• _WHAT TO PRODUCE_
Copy out the listing exactly.

■ ■ ■ ■ ■

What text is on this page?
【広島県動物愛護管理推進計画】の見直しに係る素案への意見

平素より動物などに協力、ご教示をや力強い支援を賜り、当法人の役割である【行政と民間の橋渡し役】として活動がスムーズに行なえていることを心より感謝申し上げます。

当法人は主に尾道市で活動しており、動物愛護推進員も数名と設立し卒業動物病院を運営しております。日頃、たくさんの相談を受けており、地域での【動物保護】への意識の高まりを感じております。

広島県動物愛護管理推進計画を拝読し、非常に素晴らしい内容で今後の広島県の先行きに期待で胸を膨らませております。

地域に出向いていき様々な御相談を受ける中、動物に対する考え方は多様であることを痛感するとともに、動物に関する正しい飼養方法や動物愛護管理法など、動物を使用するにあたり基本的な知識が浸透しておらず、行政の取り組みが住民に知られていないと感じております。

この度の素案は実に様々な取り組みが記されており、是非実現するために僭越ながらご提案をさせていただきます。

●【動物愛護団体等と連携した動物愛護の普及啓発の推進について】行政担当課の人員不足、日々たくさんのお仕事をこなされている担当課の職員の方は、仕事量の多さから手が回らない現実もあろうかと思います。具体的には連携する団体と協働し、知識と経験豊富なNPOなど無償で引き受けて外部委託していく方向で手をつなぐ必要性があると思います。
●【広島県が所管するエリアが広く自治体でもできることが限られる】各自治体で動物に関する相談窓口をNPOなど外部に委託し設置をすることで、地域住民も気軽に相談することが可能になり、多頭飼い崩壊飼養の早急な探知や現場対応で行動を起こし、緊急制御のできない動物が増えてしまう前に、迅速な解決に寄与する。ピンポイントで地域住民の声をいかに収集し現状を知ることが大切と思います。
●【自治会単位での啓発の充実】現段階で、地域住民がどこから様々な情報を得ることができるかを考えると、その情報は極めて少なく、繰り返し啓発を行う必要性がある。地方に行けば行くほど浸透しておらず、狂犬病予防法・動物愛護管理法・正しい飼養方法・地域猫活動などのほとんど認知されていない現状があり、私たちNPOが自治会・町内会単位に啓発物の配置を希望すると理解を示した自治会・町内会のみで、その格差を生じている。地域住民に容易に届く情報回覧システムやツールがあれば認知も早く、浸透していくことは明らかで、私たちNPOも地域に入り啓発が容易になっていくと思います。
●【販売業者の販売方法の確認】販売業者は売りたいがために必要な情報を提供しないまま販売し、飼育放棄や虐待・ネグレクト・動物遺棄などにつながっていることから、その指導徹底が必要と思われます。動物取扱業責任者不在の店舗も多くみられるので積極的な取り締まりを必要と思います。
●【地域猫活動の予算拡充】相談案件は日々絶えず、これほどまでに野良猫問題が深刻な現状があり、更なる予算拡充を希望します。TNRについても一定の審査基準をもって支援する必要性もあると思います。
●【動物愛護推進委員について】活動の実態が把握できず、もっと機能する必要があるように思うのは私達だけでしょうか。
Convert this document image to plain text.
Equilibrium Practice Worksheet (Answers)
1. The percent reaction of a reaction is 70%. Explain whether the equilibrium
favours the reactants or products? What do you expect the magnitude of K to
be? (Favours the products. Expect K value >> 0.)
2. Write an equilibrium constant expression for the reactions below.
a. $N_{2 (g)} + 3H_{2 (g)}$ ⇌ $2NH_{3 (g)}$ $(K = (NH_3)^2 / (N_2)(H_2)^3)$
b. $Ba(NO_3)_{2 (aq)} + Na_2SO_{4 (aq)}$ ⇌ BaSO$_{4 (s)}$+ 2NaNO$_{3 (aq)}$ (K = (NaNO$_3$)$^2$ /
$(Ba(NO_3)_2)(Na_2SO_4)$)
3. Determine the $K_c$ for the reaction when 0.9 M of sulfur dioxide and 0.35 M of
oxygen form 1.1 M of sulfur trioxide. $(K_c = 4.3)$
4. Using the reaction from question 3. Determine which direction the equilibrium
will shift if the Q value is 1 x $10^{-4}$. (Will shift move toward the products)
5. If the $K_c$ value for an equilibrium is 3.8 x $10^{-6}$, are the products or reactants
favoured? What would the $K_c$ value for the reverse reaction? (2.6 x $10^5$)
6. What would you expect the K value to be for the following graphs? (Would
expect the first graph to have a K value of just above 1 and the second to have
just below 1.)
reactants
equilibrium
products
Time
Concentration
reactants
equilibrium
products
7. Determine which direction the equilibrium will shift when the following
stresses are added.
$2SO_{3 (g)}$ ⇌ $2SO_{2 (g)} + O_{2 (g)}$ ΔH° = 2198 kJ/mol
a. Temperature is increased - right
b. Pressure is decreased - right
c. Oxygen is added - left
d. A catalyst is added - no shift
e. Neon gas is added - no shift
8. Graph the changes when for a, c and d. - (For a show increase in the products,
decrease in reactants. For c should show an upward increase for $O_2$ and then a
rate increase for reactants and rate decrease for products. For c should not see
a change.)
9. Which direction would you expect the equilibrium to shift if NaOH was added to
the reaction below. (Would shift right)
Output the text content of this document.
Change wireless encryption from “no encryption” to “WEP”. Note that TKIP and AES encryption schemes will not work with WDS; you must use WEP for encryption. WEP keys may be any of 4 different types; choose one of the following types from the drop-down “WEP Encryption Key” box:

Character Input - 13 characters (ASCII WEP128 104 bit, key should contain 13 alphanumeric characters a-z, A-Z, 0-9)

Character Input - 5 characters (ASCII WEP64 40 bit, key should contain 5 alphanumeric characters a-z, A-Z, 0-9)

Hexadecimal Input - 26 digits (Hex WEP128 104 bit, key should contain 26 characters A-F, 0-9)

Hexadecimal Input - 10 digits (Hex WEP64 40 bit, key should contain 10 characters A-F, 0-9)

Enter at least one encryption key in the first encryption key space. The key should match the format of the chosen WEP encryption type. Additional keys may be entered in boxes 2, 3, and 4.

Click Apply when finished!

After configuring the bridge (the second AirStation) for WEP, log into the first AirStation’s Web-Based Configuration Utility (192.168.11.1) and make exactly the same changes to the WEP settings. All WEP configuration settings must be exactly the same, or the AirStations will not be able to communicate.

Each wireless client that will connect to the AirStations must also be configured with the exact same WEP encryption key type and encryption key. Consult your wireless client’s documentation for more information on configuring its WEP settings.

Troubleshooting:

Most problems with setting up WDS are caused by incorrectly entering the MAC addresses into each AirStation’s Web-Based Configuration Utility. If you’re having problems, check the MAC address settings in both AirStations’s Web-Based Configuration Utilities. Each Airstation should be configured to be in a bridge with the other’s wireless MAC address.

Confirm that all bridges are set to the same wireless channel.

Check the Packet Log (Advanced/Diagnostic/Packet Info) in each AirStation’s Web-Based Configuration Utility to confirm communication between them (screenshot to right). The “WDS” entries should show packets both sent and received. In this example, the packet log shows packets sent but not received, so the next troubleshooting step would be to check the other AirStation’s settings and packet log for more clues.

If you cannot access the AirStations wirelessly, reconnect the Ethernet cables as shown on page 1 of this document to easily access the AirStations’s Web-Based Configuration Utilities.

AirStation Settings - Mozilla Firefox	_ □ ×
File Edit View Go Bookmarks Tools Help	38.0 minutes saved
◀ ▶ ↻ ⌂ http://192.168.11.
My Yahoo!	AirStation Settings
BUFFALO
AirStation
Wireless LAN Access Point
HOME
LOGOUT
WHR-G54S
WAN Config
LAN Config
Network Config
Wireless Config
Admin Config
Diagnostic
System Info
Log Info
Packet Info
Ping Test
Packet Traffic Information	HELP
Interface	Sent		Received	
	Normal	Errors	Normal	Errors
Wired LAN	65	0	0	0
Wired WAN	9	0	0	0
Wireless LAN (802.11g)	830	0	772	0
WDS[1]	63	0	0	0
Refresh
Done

■ ■ ■ ■ ■

• _EXPECTED OUTPUT_
What text is on this page?
【広島県動物愛護管理推進計画】の見直しに係る素案への意見

平素より動物などに協力、ご教示をや力強い支援を賜り、当法人の役割である【行政と民間の橋渡し役】として活動がスムーズに行なえていることを心より感謝申し上げます。

当法人は主に尾道市で活動しており、動物愛護推進員も数名と設立し卒業動物病院を運営しております。日頃、たくさんの相談を受けており、地域での【動物保護】への意識の高まりを感じております。

広島県動物愛護管理推進計画を拝読し、非常に素晴らしい内容で今後の広島県の先行きに期待で胸を膨らませております。

地域に出向いていき様々な御相談を受ける中、動物に対する考え方は多様であることを痛感するとともに、動物に関する正しい飼養方法や動物愛護管理法など、動物を使用するにあたり基本的な知識が浸透しておらず、行政の取り組みが住民に知られていないと感じております。

この度の素案は実に様々な取り組みが記されており、是非実現するために僭越ながらご提案をさせていただきます。

●【動物愛護団体等と連携した動物愛護の普及啓発の推進について】行政担当課の人員不足、日々たくさんのお仕事をこなされている担当課の職員の方は、仕事量の多さから手が回らない現実もあろうかと思います。具体的には連携する団体と協働し、知識と経験豊富なNPOなど無償で引き受けて外部委託していく方向で手をつなぐ必要性があると思います。
●【広島県が所管するエリアが広く自治体でもできることが限られる】各自治体で動物に関する相談窓口をNPOなど外部に委託し設置をすることで、地域住民も気軽に相談することが可能になり、多頭飼い崩壊飼養の早急な探知や現場対応で行動を起こし、緊急制御のできない動物が増えてしまう前に、迅速な解決に寄与する。ピンポイントで地域住民の声をいかに収集し現状を知ることが大切と思います。
●【自治会単位での啓発の充実】現段階で、地域住民がどこから様々な情報を得ることができるかを考えると、その情報は極めて少なく、繰り返し啓発を行う必要性がある。地方に行けば行くほど浸透しておらず、狂犬病予防法・動物愛護管理法・正しい飼養方法・地域猫活動などのほとんど認知されていない現状があり、私たちNPOが自治会・町内会単位に啓発物の配置を希望すると理解を示した自治会・町内会のみで、その格差を生じている。地域住民に容易に届く情報回覧システムやツールがあれば認知も早く、浸透していくことは明らかで、私たちNPOも地域に入り啓発が容易になっていくと思います。
●【販売業者の販売方法の確認】販売業者は売りたいがために必要な情報を提供しないまま販売し、飼育放棄や虐待・ネグレクト・動物遺棄などにつながっていることから、その指導徹底が必要と思われます。動物取扱業責任者不在の店舗も多くみられるので積極的な取り締まりを必要と思います。
●【地域猫活動の予算拡充】相談案件は日々絶えず、これほどまでに野良猫問題が深刻な現状があり、更なる予算拡充を希望します。TNRについても一定の審査基準をもって支援する必要性もあると思います。
●【動物愛護推進委員について】活動の実態が把握できず、もっと機能する必要があるように思うのは私達だけでしょうか。
Convert this document image to plain text.
Equilibrium Practice Worksheet (Answers)
1. The percent reaction of a reaction is 70%. Explain whether the equilibrium
favours the reactants or products? What do you expect the magnitude of K to
be? (Favours the products. Expect K value >> 0.)
2. Write an equilibrium constant expression for the reactions below.
a. $N_{2 (g)} + 3H_{2 (g)}$ ⇌ $2NH_{3 (g)}$ $(K = (NH_3)^2 / (N_2)(H_2)^3)$
b. $Ba(NO_3)_{2 (aq)} + Na_2SO_{4 (aq)}$ ⇌ BaSO$_{4 (s)}$+ 2NaNO$_{3 (aq)}$ (K = (NaNO$_3$)$^2$ /
$(Ba(NO_3)_2)(Na_2SO_4)$)
3. Determine the $K_c$ for the reaction when 0.9 M of sulfur dioxide and 0.35 M of
oxygen form 1.1 M of sulfur trioxide. $(K_c = 4.3)$
4. Using the reaction from question 3. Determine which direction the equilibrium
will shift if the Q value is 1 x $10^{-4}$. (Will shift move toward the products)
5. If the $K_c$ value for an equilibrium is 3.8 x $10^{-6}$, are the products or reactants
favoured? What would the $K_c$ value for the reverse reaction? (2.6 x $10^5$)
6. What would you expect the K value to be for the following graphs? (Would
expect the first graph to have a K value of just above 1 and the second to have
just below 1.)
reactants
equilibrium
products
Time
Concentration
reactants
equilibrium
products
7. Determine which direction the equilibrium will shift when the following
stresses are added.
$2SO_{3 (g)}$ ⇌ $2SO_{2 (g)} + O_{2 (g)}$ ΔH° = 2198 kJ/mol
a. Temperature is increased - right
b. Pressure is decreased - right
c. Oxygen is added - left
d. A catalyst is added - no shift
e. Neon gas is added - no shift
8. Graph the changes when for a, c and d. - (For a show increase in the products,
decrease in reactants. For c should show an upward increase for $O_2$ and then a
rate increase for reactants and rate decrease for products. For c should not see
a change.)
9. Which direction would you expect the equilibrium to shift if NaOH was added to
the reaction below. (Would shift right)
Output the text content of this document.
Change wireless encryption from “no encryption” to “WEP”. Note that TKIP and AES encryption schemes will not work with WDS; you must use WEP for encryption. WEP keys may be any of 4 different types; choose one of the following types from the drop-down “WEP Encryption Key” box:

Character Input - 13 characters (ASCII WEP128 104 bit, key should contain 13 alphanumeric characters a-z, A-Z, 0-9)

Character Input - 5 characters (ASCII WEP64 40 bit, key should contain 5 alphanumeric characters a-z, A-Z, 0-9)

Hexadecimal Input - 26 digits (Hex WEP128 104 bit, key should contain 26 characters A-F, 0-9)

Hexadecimal Input - 10 digits (Hex WEP64 40 bit, key should contain 10 characters A-F, 0-9)

Enter at least one encryption key in the first encryption key space. The key should match the format of the chosen WEP encryption type. Additional keys may be entered in boxes 2, 3, and 4.

Click Apply when finished!

After configuring the bridge (the second AirStation) for WEP, log into the first AirStation’s Web-Based Configuration Utility (192.168.11.1) and make exactly the same changes to the WEP settings. All WEP configuration settings must be exactly the same, or the AirStations will not be able to communicate.

Each wireless client that will connect to the AirStations must also be configured with the exact same WEP encryption key type and encryption key. Consult your wireless client’s documentation for more information on configuring its WEP settings.

Troubleshooting:

Most problems with setting up WDS are caused by incorrectly entering the MAC addresses into each AirStation’s Web-Based Configuration Utility. If you’re having problems, check the MAC address settings in both AirStations’s Web-Based Configuration Utilities. Each Airstation should be configured to be in a bridge with the other’s wireless MAC address.

Confirm that all bridges are set to the same wireless channel.

Check the Packet Log (Advanced/Diagnostic/Packet Info) in each AirStation’s Web-Based Configuration Utility to confirm communication between them (screenshot to right). The “WDS” entries should show packets both sent and received. In this example, the packet log shows packets sent but not received, so the next troubleshooting step would be to check the other AirStation’s settings and packet log for more clues.

If you cannot access the AirStations wirelessly, reconnect the Ethernet cables as shown on page 1 of this document to easily access the AirStations’s Web-Based Configuration Utilities.

AirStation Settings - Mozilla Firefox	_ □ ×
File Edit View Go Bookmarks Tools Help	38.0 minutes saved
◀ ▶ ↻ ⌂ http://192.168.11.
My Yahoo!	AirStation Settings
BUFFALO
AirStation
Wireless LAN Access Point
HOME
LOGOUT
WHR-G54S
WAN Config
LAN Config
Network Config
Wireless Config
Admin Config
Diagnostic
System Info
Log Info
Packet Info
Ping Test
Packet Traffic Information	HELP
Interface	Sent		Received	
	Normal	Errors	Normal	Errors
Wired LAN	65	0	0	0
Wired WAN	9	0	0	0
Wireless LAN (802.11g)	830	0	772	0
WDS[1]	63	0	0	0
Refresh
Done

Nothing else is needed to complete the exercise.